YOUR TASK - Take the entries below and print all of them exactly, please.
** Start **
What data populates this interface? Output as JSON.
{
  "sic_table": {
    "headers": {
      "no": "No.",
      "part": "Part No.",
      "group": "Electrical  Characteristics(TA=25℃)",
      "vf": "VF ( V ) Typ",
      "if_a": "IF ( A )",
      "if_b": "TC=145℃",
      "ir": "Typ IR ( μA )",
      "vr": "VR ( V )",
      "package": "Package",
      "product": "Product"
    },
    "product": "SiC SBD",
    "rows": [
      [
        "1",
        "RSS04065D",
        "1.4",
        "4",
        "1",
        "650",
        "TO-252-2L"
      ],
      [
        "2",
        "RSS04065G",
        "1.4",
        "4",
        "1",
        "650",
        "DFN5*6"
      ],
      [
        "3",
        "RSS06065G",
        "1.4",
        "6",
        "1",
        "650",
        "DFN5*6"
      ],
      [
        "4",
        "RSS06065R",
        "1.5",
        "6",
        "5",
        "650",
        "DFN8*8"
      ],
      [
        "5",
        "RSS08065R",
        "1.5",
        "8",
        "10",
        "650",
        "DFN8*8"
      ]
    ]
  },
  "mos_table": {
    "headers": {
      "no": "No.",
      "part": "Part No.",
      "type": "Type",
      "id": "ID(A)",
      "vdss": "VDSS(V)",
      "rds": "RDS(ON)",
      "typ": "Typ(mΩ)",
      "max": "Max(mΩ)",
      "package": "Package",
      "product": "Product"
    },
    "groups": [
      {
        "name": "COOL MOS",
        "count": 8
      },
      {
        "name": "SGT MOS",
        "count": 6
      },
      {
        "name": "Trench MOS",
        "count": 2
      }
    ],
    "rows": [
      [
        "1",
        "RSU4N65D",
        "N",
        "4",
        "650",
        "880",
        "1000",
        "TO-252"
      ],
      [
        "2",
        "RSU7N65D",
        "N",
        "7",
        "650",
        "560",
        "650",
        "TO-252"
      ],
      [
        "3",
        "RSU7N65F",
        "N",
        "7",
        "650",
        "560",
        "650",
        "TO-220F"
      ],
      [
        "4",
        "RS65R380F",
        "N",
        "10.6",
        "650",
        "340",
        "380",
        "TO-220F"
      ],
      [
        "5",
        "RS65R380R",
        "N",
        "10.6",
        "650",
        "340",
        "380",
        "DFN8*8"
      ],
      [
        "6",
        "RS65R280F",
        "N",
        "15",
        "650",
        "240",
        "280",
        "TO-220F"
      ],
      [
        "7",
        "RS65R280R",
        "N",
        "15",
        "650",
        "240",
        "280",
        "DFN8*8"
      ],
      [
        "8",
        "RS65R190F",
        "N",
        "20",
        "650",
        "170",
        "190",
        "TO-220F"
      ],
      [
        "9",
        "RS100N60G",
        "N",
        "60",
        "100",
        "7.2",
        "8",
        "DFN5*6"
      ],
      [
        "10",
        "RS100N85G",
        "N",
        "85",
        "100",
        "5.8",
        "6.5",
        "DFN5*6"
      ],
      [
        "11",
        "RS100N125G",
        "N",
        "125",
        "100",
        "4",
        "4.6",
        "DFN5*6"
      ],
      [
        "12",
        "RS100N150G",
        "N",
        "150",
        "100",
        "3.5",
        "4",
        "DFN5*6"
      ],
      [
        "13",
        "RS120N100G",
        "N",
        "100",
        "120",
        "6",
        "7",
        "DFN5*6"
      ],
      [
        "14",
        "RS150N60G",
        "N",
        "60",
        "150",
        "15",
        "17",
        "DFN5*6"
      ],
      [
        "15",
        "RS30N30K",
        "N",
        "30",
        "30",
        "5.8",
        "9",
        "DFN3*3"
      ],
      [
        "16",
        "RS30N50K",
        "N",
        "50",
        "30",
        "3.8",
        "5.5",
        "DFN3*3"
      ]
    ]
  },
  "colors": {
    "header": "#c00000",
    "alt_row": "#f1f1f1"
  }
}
** End **
COMPLETED EXERCISE -
What data populates this interface? Output as JSON.
{
  "sic_table": {
    "headers": {
      "no": "No.",
      "part": "Part No.",
      "group": "Electrical  Characteristics(TA=25℃)",
      "vf": "VF ( V ) Typ",
      "if_a": "IF ( A )",
      "if_b": "TC=145℃",
      "ir": "Typ IR ( μA )",
      "vr": "VR ( V )",
      "package": "Package",
      "product": "Product"
    },
    "product": "SiC SBD",
    "rows": [
      [
        "1",
        "RSS04065D",
        "1.4",
        "4",
        "1",
        "650",
        "TO-252-2L"
      ],
      [
        "2",
        "RSS04065G",
        "1.4",
        "4",
        "1",
        "650",
        "DFN5*6"
      ],
      [
        "3",
        "RSS06065G",
        "1.4",
        "6",
        "1",
        "650",
        "DFN5*6"
      ],
      [
        "4",
        "RSS06065R",
        "1.5",
        "6",
        "5",
        "650",
        "DFN8*8"
      ],
      [
        "5",
        "RSS08065R",
        "1.5",
        "8",
        "10",
        "650",
        "DFN8*8"
      ]
    ]
  },
  "mos_table": {
    "headers": {
      "no": "No.",
      "part": "Part No.",
      "type": "Type",
      "id": "ID(A)",
      "vdss": "VDSS(V)",
      "rds": "RDS(ON)",
      "typ": "Typ(mΩ)",
      "max": "Max(mΩ)",
      "package": "Package",
      "product": "Product"
    },
    "groups": [
      {
        "name": "COOL MOS",
        "count": 8
      },
      {
        "name": "SGT MOS",
        "count": 6
      },
      {
        "name": "Trench MOS",
        "count": 2
      }
    ],
    "rows": [
      [
        "1",
        "RSU4N65D",
        "N",
        "4",
        "650",
        "880",
        "1000",
        "TO-252"
      ],
      [
        "2",
        "RSU7N65D",
        "N",
        "7",
        "650",
        "560",
        "650",
        "TO-252"
      ],
      [
        "3",
        "RSU7N65F",
        "N",
        "7",
        "650",
        "560",
        "650",
        "TO-220F"
      ],
      [
        "4",
        "RS65R380F",
        "N",
        "10.6",
        "650",
        "340",
        "380",
        "TO-220F"
      ],
      [
        "5",
        "RS65R380R",
        "N",
        "10.6",
        "650",
        "340",
        "380",
        "DFN8*8"
      ],
      [
        "6",
        "RS65R280F",
        "N",
        "15",
        "650",
        "240",
        "280",
        "TO-220F"
      ],
      [
        "7",
        "RS65R280R",
        "N",
        "15",
        "650",
        "240",
        "280",
        "DFN8*8"
      ],
      [
        "8",
        "RS65R190F",
        "N",
        "20",
        "650",
        "170",
        "190",
        "TO-220F"
      ],
      [
        "9",
        "RS100N60G",
        "N",
        "60",
        "100",
        "7.2",
        "8",
        "DFN5*6"
      ],
      [
        "10",
        "RS100N85G",
        "N",
        "85",
        "100",
        "5.8",
        "6.5",
        "DFN5*6"
      ],
      [
        "11",
        "RS100N125G",
        "N",
        "125",
        "100",
        "4",
        "4.6",
        "DFN5*6"
      ],
      [
        "12",
        "RS100N150G",
        "N",
        "150",
        "100",
        "3.5",
        "4",
        "DFN5*6"
      ],
      [
        "13",
        "RS120N100G",
        "N",
        "100",
        "120",
        "6",
        "7",
        "DFN5*6"
      ],
      [
        "14",
        "RS150N60G",
        "N",
        "60",
        "150",
        "15",
        "17",
        "DFN5*6"
      ],
      [
        "15",
        "RS30N30K",
        "N",
        "30",
        "30",
        "5.8",
        "9",
        "DFN3*3"
      ],
      [
        "16",
        "RS30N50K",
        "N",
        "50",
        "30",
        "3.8",
        "5.5",
        "DFN3*3"
      ]
    ]
  },
  "colors": {
    "header": "#c00000",
    "alt_row": "#f1f1f1"
  }
}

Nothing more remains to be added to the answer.